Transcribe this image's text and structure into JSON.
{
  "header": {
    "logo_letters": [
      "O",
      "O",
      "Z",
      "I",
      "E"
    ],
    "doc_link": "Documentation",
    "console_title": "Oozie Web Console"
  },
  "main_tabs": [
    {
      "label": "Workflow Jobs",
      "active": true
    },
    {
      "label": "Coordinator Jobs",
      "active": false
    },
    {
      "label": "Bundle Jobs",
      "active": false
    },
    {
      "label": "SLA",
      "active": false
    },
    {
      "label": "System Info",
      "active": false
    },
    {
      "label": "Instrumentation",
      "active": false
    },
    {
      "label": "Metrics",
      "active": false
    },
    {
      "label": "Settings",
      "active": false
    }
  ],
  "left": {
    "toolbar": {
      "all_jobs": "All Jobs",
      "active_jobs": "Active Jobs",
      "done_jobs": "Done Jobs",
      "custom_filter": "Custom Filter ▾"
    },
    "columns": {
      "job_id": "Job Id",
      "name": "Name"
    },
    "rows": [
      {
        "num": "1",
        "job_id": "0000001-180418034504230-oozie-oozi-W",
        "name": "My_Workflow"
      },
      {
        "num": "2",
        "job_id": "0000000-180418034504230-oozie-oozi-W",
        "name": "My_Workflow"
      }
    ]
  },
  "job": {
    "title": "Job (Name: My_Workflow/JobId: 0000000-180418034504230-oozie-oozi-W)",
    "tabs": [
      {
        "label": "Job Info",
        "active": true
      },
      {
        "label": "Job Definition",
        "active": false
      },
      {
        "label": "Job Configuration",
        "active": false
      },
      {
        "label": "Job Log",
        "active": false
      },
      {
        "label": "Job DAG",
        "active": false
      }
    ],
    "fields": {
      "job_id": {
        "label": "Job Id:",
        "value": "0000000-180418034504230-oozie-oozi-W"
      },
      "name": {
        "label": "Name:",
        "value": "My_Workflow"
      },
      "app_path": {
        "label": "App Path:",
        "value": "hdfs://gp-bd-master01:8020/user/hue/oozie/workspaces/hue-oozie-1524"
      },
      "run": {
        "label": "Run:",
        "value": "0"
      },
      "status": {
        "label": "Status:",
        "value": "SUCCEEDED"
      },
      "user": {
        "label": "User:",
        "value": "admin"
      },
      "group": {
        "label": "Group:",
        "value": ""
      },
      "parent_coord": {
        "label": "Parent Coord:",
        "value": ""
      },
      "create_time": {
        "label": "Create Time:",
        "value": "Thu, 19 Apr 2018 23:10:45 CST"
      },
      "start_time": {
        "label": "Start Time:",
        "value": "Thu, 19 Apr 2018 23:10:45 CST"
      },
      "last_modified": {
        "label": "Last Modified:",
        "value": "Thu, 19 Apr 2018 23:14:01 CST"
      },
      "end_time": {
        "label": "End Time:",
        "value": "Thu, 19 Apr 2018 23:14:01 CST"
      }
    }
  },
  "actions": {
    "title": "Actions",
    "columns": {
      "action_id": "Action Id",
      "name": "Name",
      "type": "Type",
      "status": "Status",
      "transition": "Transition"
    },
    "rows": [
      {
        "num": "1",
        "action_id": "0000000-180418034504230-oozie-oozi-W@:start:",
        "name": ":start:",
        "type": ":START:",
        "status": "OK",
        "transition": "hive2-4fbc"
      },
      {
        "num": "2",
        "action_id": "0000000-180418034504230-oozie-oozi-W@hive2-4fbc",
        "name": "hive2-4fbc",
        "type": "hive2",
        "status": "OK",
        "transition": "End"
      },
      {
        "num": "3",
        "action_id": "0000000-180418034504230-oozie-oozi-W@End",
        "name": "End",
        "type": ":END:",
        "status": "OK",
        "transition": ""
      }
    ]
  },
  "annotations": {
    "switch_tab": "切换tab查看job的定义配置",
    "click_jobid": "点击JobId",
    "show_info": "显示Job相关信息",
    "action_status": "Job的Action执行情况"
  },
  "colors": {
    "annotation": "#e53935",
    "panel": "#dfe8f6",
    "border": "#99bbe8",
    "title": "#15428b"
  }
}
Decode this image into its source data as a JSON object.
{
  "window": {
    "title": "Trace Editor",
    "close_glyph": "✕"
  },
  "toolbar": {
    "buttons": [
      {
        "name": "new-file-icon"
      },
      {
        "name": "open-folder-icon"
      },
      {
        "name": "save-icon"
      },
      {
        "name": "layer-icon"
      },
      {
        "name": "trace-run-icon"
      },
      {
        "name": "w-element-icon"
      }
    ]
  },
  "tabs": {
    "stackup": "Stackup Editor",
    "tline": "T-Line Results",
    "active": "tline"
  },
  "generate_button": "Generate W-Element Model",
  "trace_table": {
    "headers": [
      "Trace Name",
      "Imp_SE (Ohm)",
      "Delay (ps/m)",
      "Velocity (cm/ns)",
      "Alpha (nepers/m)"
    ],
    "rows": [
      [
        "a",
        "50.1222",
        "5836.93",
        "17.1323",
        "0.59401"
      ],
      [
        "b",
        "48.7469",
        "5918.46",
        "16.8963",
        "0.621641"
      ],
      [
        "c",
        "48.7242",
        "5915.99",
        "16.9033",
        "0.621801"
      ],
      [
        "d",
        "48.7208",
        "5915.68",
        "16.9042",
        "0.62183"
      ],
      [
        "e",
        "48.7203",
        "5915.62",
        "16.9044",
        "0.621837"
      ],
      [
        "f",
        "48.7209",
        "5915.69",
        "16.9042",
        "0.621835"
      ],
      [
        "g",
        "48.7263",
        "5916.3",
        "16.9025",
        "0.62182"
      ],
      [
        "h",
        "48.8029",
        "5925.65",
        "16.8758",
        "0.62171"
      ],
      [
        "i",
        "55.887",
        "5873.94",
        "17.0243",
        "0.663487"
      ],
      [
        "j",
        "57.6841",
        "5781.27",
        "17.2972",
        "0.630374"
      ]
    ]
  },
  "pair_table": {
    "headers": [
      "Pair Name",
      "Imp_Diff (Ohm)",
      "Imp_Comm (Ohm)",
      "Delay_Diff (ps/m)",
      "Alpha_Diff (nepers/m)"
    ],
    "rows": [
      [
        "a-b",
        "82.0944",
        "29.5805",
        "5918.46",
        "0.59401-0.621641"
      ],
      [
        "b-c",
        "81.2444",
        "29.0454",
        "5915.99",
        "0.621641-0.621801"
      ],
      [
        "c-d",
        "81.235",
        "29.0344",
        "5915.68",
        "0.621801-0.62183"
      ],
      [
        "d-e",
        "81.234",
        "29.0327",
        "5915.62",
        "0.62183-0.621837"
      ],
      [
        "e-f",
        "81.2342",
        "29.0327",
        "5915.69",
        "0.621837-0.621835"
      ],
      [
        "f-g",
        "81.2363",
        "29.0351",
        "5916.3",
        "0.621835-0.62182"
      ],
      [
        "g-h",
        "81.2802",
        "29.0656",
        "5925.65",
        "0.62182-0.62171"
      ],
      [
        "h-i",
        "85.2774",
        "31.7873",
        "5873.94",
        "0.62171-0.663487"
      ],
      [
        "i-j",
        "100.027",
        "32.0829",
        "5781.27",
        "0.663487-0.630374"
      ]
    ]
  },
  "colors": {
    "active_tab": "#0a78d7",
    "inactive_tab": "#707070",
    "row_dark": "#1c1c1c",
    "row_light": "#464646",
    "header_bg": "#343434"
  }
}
□ □ □
= Stated task =
Return from the data every line that holds "Jobs".

= Exercise response =
      "label": "Workflow Jobs",
      "label": "Coordinator Jobs",
      "label": "Bundle Jobs",
      "all_jobs": "All Jobs",
      "active_jobs": "Active Jobs",
      "done_jobs": "Done Jobs",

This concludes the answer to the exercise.